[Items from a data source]
▬▬▬

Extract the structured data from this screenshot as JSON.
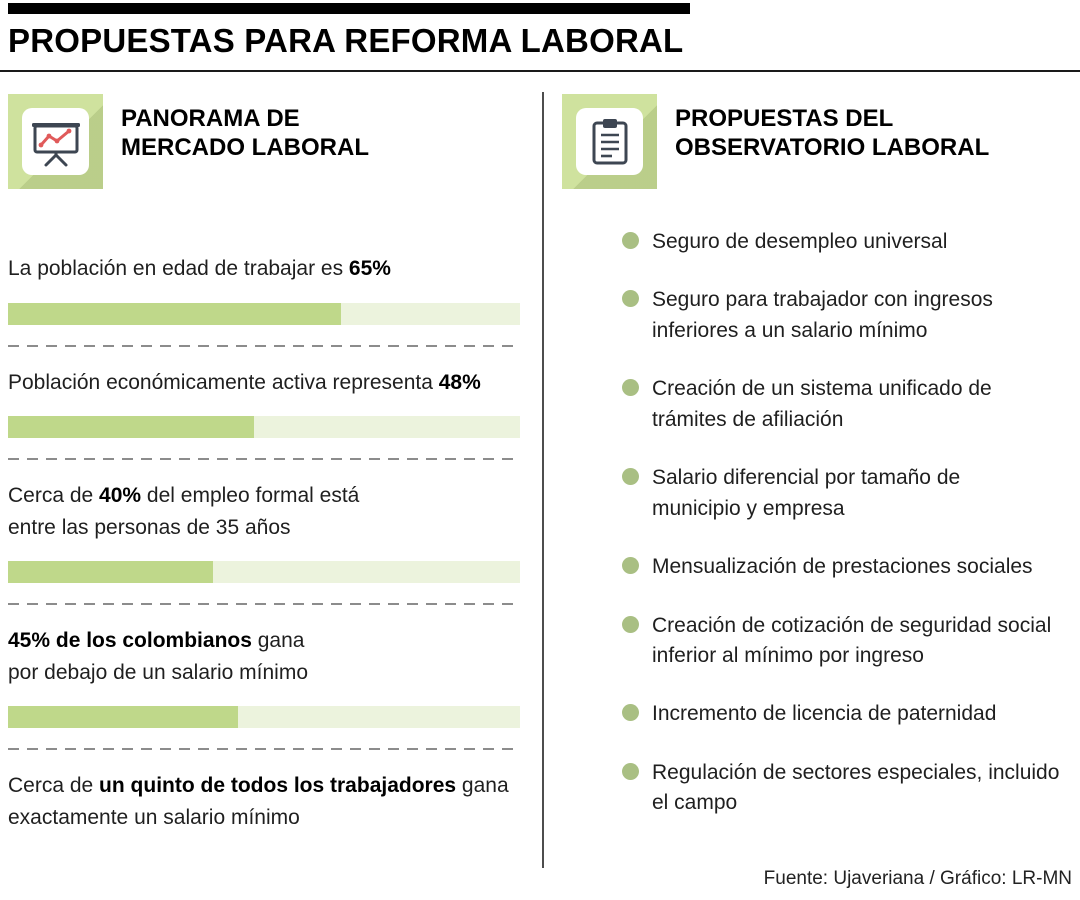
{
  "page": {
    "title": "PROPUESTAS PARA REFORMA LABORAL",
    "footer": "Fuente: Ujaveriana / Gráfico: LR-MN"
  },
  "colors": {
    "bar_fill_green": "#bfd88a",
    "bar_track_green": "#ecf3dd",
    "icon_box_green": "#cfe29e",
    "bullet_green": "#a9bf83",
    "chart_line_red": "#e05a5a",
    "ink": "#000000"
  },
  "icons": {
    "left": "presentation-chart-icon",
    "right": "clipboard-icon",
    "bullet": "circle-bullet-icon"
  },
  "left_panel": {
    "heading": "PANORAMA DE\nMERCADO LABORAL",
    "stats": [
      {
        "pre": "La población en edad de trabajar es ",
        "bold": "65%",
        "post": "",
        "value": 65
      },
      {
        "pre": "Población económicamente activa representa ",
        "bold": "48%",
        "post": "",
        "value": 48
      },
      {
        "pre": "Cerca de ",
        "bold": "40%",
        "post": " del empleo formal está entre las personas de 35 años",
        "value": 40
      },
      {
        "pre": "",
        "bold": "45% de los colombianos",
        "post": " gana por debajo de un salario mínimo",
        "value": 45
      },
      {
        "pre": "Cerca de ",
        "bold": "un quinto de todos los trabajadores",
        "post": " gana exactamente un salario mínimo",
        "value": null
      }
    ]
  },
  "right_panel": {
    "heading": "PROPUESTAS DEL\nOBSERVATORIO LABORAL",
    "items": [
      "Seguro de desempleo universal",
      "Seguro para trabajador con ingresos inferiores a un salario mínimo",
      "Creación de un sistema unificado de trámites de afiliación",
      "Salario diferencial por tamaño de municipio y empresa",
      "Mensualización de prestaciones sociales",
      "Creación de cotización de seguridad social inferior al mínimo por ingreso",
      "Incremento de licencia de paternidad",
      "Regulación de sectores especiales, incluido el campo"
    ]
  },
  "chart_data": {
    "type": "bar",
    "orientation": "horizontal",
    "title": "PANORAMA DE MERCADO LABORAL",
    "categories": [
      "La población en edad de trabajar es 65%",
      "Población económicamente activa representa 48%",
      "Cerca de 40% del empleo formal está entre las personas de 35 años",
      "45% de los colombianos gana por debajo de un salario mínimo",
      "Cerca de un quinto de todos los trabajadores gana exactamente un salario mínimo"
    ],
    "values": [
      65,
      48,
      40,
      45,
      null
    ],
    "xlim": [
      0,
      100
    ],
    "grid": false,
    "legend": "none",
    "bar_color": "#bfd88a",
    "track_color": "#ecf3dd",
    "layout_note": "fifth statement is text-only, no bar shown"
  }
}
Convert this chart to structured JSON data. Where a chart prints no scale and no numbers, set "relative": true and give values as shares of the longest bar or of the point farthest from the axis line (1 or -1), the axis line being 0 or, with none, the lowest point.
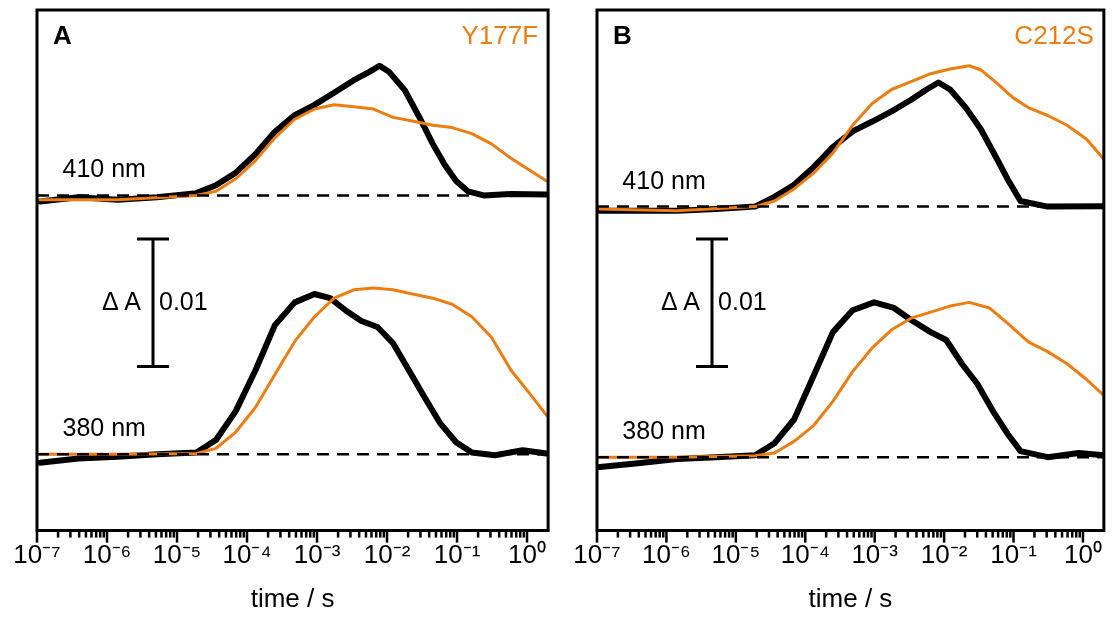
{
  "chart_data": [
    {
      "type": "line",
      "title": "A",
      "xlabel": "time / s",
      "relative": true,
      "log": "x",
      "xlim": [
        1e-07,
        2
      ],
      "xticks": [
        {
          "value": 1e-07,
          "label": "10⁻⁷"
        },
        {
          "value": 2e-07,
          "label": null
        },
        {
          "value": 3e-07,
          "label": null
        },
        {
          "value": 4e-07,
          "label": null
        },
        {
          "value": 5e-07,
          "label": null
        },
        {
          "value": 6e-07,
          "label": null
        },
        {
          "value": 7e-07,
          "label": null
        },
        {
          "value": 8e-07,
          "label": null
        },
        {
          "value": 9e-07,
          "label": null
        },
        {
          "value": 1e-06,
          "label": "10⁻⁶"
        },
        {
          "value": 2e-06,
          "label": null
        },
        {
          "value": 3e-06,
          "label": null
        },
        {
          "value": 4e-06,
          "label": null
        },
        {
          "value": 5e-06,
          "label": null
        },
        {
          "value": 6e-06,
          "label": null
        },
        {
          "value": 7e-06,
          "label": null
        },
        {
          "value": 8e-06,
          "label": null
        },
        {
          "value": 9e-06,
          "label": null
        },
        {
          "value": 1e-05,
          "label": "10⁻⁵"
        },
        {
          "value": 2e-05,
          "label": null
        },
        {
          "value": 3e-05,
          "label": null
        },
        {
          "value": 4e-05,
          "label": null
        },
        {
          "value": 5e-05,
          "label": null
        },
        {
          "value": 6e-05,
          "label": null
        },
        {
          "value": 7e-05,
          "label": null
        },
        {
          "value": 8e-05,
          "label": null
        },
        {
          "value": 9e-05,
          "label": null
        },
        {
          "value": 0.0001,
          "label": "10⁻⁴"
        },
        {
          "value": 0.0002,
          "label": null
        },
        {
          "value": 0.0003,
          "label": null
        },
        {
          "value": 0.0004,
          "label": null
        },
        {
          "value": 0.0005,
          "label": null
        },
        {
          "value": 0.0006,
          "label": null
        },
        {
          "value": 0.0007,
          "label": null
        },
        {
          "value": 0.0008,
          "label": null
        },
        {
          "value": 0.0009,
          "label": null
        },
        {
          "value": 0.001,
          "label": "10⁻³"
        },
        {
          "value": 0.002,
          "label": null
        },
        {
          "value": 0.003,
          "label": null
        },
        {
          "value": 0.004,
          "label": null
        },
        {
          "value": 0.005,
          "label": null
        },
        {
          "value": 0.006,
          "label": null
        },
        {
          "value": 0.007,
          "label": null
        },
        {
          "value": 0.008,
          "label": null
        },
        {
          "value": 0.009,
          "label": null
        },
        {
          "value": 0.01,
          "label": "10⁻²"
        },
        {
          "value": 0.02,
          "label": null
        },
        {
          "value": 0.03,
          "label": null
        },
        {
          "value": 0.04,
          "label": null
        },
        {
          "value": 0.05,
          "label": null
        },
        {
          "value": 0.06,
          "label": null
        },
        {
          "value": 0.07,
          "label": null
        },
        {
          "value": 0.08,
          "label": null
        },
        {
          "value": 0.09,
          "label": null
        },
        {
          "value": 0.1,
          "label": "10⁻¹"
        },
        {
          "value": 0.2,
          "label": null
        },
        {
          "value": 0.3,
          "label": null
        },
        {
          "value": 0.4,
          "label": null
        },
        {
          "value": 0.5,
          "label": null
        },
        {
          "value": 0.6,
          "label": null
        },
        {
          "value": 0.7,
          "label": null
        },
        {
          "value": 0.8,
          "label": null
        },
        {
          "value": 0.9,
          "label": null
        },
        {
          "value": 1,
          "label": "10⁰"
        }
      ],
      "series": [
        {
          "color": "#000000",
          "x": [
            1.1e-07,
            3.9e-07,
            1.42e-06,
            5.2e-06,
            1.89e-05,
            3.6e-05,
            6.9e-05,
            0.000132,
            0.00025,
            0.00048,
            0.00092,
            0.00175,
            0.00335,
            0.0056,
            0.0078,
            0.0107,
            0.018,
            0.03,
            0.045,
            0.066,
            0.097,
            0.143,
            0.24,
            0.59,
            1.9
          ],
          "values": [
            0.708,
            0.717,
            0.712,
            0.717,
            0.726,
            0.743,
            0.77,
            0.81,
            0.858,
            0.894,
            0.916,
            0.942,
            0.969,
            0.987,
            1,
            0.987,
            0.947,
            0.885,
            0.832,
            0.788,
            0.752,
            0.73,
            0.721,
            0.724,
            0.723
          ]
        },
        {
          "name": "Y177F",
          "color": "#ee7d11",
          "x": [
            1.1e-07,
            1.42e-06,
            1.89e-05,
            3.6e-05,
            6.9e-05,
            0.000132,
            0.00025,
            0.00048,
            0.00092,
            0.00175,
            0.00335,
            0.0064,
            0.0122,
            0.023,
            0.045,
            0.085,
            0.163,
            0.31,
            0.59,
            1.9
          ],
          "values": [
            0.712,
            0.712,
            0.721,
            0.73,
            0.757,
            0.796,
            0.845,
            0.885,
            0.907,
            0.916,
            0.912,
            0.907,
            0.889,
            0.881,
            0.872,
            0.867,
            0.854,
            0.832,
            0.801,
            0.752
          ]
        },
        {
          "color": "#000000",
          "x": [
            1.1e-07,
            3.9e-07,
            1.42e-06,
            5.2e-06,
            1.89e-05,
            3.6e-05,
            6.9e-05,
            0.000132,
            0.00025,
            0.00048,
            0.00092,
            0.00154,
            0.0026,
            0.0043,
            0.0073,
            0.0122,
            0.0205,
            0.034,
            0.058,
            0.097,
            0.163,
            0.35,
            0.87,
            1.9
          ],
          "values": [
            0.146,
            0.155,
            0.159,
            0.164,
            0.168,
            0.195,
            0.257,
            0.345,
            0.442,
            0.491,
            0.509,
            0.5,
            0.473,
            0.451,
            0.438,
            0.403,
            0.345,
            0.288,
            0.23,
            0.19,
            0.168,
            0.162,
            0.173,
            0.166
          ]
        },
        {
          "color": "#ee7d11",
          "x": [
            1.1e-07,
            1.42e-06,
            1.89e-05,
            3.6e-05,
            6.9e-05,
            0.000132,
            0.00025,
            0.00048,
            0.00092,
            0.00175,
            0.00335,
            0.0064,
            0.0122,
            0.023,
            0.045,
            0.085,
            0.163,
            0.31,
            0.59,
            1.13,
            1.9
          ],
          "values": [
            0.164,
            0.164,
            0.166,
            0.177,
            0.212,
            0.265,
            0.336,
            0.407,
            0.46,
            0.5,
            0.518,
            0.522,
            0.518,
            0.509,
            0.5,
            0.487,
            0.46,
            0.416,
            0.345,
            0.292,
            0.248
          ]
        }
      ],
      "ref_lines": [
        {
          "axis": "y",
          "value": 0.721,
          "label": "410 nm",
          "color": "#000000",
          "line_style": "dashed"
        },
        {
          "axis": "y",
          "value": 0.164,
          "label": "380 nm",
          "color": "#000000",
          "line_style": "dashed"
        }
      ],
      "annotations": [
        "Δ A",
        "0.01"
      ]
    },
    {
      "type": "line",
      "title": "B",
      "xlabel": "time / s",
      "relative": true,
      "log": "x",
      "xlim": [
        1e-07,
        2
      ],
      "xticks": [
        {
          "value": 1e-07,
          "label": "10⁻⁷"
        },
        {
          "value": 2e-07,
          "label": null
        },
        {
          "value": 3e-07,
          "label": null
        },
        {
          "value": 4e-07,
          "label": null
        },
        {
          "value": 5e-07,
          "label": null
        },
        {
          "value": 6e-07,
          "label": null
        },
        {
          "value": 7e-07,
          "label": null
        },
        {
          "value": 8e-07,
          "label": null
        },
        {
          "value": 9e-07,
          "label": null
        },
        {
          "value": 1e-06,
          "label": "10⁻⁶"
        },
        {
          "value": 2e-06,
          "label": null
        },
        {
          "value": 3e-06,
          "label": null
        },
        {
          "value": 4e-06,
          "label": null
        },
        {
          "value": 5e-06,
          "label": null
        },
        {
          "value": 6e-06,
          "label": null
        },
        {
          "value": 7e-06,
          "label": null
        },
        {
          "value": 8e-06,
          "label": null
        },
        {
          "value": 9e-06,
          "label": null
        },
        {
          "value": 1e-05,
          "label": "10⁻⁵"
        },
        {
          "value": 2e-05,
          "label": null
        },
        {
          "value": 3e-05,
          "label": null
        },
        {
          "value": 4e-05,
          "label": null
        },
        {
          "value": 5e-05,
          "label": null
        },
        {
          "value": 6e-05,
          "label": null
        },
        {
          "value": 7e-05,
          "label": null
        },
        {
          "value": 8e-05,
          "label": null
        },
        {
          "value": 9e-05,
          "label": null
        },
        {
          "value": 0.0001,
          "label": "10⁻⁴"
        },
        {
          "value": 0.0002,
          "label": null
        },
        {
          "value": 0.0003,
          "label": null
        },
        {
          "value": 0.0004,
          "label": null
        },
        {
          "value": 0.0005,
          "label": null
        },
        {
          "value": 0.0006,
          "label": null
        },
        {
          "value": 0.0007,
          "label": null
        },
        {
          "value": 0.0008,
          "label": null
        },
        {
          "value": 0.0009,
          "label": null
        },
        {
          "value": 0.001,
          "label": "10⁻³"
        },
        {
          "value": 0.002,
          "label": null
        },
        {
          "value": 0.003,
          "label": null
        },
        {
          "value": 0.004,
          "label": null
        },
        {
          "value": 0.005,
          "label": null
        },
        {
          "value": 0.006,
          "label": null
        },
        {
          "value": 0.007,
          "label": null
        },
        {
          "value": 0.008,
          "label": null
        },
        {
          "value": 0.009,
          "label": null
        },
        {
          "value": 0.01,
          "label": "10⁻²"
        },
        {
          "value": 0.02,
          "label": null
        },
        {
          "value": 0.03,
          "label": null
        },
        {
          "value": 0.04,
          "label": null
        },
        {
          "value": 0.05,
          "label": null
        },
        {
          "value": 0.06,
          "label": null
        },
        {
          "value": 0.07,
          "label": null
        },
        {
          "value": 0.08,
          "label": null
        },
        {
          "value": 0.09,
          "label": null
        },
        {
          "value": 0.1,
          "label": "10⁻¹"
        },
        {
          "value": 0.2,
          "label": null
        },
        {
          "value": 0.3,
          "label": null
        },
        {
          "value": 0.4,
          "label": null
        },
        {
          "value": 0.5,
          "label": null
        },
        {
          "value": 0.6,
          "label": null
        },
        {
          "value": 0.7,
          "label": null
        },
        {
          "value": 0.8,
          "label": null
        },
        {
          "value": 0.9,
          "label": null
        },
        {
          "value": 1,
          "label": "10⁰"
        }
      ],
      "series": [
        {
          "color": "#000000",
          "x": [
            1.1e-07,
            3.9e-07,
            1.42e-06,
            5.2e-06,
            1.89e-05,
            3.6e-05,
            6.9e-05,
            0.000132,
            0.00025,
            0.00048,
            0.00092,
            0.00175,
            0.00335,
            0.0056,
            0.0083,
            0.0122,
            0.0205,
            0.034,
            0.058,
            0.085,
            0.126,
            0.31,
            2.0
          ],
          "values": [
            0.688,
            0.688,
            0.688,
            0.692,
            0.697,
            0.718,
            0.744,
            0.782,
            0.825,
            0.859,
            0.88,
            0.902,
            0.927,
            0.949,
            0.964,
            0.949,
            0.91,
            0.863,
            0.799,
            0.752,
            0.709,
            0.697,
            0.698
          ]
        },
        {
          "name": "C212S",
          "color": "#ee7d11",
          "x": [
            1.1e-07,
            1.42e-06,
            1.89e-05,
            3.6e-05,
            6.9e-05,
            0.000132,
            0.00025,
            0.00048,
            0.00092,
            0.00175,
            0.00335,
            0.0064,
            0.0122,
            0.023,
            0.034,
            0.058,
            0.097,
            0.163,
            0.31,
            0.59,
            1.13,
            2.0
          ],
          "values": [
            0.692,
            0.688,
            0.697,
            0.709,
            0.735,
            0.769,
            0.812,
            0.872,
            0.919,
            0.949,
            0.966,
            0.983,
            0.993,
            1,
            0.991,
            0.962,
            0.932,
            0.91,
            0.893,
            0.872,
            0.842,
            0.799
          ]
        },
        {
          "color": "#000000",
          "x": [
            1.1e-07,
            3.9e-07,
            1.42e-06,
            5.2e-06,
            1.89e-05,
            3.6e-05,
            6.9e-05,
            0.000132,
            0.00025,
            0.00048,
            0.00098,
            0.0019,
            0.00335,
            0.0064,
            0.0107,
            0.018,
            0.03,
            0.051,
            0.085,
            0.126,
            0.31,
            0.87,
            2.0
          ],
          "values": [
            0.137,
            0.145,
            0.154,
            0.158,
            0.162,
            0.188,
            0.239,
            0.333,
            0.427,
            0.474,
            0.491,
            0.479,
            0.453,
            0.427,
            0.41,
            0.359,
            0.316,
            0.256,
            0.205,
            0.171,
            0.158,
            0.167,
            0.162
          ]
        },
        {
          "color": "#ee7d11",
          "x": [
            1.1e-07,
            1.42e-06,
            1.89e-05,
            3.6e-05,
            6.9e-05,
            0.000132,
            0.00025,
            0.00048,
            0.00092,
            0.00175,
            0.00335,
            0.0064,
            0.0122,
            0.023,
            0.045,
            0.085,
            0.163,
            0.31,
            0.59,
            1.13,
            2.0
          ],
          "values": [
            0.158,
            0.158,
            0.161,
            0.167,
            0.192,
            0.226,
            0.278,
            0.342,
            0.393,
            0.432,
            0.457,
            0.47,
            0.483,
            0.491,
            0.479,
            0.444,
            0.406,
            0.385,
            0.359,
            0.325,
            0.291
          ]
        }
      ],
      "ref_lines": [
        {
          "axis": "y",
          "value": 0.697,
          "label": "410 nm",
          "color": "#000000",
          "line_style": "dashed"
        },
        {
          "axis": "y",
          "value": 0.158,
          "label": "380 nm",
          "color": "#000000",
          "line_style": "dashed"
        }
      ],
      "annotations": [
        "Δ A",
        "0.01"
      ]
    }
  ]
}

▬▬▬

TASK PROMPT → Report every line in the data above in which the word "LABORAL" appears.

EXPECTED ANSWER →
    "title": "PROPUESTAS PARA REFORMA LABORAL",
    "heading": "PANORAMA DE\nMERCADO LABORAL",
    "heading": "PROPUESTAS DEL\nOBSERVATORIO LABORAL",
    "title": "PANORAMA DE MERCADO LABORAL",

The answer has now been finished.